- Problem details
Copy out each line exactly as it appears.

- Records for this task
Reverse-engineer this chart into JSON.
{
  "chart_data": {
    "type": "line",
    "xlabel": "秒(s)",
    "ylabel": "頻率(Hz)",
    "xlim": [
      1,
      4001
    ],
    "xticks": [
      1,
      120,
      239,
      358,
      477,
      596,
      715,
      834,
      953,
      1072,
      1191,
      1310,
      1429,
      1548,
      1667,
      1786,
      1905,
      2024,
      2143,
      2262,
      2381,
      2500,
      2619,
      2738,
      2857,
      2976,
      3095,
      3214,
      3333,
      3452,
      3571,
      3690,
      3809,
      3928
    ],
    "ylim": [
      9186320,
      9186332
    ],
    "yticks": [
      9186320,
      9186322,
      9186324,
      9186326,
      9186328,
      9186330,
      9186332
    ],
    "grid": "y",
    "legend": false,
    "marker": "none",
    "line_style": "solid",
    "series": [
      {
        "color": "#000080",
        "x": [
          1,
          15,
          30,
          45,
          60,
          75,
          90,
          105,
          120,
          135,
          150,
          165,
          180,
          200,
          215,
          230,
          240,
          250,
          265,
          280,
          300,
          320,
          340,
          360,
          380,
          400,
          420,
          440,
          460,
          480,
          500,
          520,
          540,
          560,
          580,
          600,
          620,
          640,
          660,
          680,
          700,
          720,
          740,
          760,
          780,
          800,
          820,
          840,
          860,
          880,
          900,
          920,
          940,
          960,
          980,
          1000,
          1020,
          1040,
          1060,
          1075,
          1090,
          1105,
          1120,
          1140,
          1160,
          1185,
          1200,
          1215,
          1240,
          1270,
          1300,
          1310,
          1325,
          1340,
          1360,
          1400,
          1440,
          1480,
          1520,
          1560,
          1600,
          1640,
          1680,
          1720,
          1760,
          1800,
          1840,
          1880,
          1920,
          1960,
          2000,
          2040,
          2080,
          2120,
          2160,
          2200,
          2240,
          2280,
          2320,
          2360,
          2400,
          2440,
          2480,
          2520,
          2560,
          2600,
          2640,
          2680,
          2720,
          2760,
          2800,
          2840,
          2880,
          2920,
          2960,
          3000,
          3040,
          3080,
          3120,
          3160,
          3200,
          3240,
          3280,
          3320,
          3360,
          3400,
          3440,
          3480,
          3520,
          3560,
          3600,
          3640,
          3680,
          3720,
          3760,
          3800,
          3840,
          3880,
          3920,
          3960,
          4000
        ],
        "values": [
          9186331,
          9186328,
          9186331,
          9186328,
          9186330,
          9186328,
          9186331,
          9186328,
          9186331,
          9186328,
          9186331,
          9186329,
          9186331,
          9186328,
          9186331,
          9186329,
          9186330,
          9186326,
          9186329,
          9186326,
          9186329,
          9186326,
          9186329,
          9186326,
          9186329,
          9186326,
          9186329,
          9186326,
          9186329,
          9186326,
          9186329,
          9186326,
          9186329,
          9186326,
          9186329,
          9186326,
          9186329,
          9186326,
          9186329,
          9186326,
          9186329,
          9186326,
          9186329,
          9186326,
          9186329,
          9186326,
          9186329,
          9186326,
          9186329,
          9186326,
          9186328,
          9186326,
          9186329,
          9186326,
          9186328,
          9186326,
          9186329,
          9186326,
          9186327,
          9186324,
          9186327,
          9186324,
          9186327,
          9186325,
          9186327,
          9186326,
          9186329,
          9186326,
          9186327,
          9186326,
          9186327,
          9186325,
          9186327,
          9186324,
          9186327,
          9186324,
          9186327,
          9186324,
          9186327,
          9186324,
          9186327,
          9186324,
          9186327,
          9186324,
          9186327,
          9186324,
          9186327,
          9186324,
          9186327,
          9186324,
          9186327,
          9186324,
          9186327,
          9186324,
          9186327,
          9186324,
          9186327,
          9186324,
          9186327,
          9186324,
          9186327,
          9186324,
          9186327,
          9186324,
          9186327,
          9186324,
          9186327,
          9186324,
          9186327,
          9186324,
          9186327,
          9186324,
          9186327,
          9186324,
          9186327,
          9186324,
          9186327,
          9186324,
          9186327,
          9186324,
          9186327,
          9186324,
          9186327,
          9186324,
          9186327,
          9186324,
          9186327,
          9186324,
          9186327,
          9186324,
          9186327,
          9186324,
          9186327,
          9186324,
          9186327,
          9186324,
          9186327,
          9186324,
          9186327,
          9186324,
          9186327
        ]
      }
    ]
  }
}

- Response to the task
Reverse-engineer this chart into JSON.
{
  "chart_data": {
    "type": "line",
    "xlabel": "秒(s)",
    "ylabel": "頻率(Hz)",
    "xlim": [
      1,
      4001
    ],
    "xticks": [
      1,
      120,
      239,
      358,
      477,
      596,
      715,
      834,
      953,
      1072,
      1191,
      1310,
      1429,
      1548,
      1667,
      1786,
      1905,
      2024,
      2143,
      2262,
      2381,
      2500,
      2619,
      2738,
      2857,
      2976,
      3095,
      3214,
      3333,
      3452,
      3571,
      3690,
      3809,
      3928
    ],
    "ylim": [
      9186320,
      9186332
    ],
    "yticks": [
      9186320,
      9186322,
      9186324,
      9186326,
      9186328,
      9186330,
      9186332
    ],
    "grid": "y",
    "legend": false,
    "marker": "none",
    "line_style": "solid",
    "series": [
      {
        "color": "#000080",
        "x": [
          1,
          15,
          30,
          45,
          60,
          75,
          90,
          105,
          120,
          135,
          150,
          165,
          180,
          200,
          215,
          230,
          240,
          250,
          265,
          280,
          300,
          320,
          340,
          360,
          380,
          400,
          420,
          440,
          460,
          480,
          500,
          520,
          540,
          560,
          580,
          600,
          620,
          640,
          660,
          680,
          700,
          720,
          740,
          760,
          780,
          800,
          820,
          840,
          860,
          880,
          900,
          920,
          940,
          960,
          980,
          1000,
          1020,
          1040,
          1060,
          1075,
          1090,
          1105,
          1120,
          1140,
          1160,
          1185,
          1200,
          1215,
          1240,
          1270,
          1300,
          1310,
          1325,
          1340,
          1360,
          1400,
          1440,
          1480,
          1520,
          1560,
          1600,
          1640,
          1680,
          1720,
          1760,
          1800,
          1840,
          1880,
          1920,
          1960,
          2000,
          2040,
          2080,
          2120,
          2160,
          2200,
          2240,
          2280,
          2320,
          2360,
          2400,
          2440,
          2480,
          2520,
          2560,
          2600,
          2640,
          2680,
          2720,
          2760,
          2800,
          2840,
          2880,
          2920,
          2960,
          3000,
          3040,
          3080,
          3120,
          3160,
          3200,
          3240,
          3280,
          3320,
          3360,
          3400,
          3440,
          3480,
          3520,
          3560,
          3600,
          3640,
          3680,
          3720,
          3760,
          3800,
          3840,
          3880,
          3920,
          3960,
          4000
        ],
        "values": [
          9186331,
          9186328,
          9186331,
          9186328,
          9186330,
          9186328,
          9186331,
          9186328,
          9186331,
          9186328,
          9186331,
          9186329,
          9186331,
          9186328,
          9186331,
          9186329,
          9186330,
          9186326,
          9186329,
          9186326,
          9186329,
          9186326,
          9186329,
          9186326,
          9186329,
          9186326,
          9186329,
          9186326,
          9186329,
          9186326,
          9186329,
          9186326,
          9186329,
          9186326,
          9186329,
          9186326,
          9186329,
          9186326,
          9186329,
          9186326,
          9186329,
          9186326,
          9186329,
          9186326,
          9186329,
          9186326,
          9186329,
          9186326,
          9186329,
          9186326,
          9186328,
          9186326,
          9186329,
          9186326,
          9186328,
          9186326,
          9186329,
          9186326,
          9186327,
          9186324,
          9186327,
          9186324,
          9186327,
          9186325,
          9186327,
          9186326,
          9186329,
          9186326,
          9186327,
          9186326,
          9186327,
          9186325,
          9186327,
          9186324,
          9186327,
          9186324,
          9186327,
          9186324,
          9186327,
          9186324,
          9186327,
          9186324,
          9186327,
          9186324,
          9186327,
          9186324,
          9186327,
          9186324,
          9186327,
          9186324,
          9186327,
          9186324,
          9186327,
          9186324,
          9186327,
          9186324,
          9186327,
          9186324,
          9186327,
          9186324,
          9186327,
          9186324,
          9186327,
          9186324,
          9186327,
          9186324,
          9186327,
          9186324,
          9186327,
          9186324,
          9186327,
          9186324,
          9186327,
          9186324,
          9186327,
          9186324,
          9186327,
          9186324,
          9186327,
          9186324,
          9186327,
          9186324,
          9186327,
          9186324,
          9186327,
          9186324,
          9186327,
          9186324,
          9186327,
          9186324,
          9186327,
          9186324,
          9186327,
          9186324,
          9186327,
          9186324,
          9186327,
          9186324,
          9186327,
          9186324,
          9186327
        ]
      }
    ]
  }
}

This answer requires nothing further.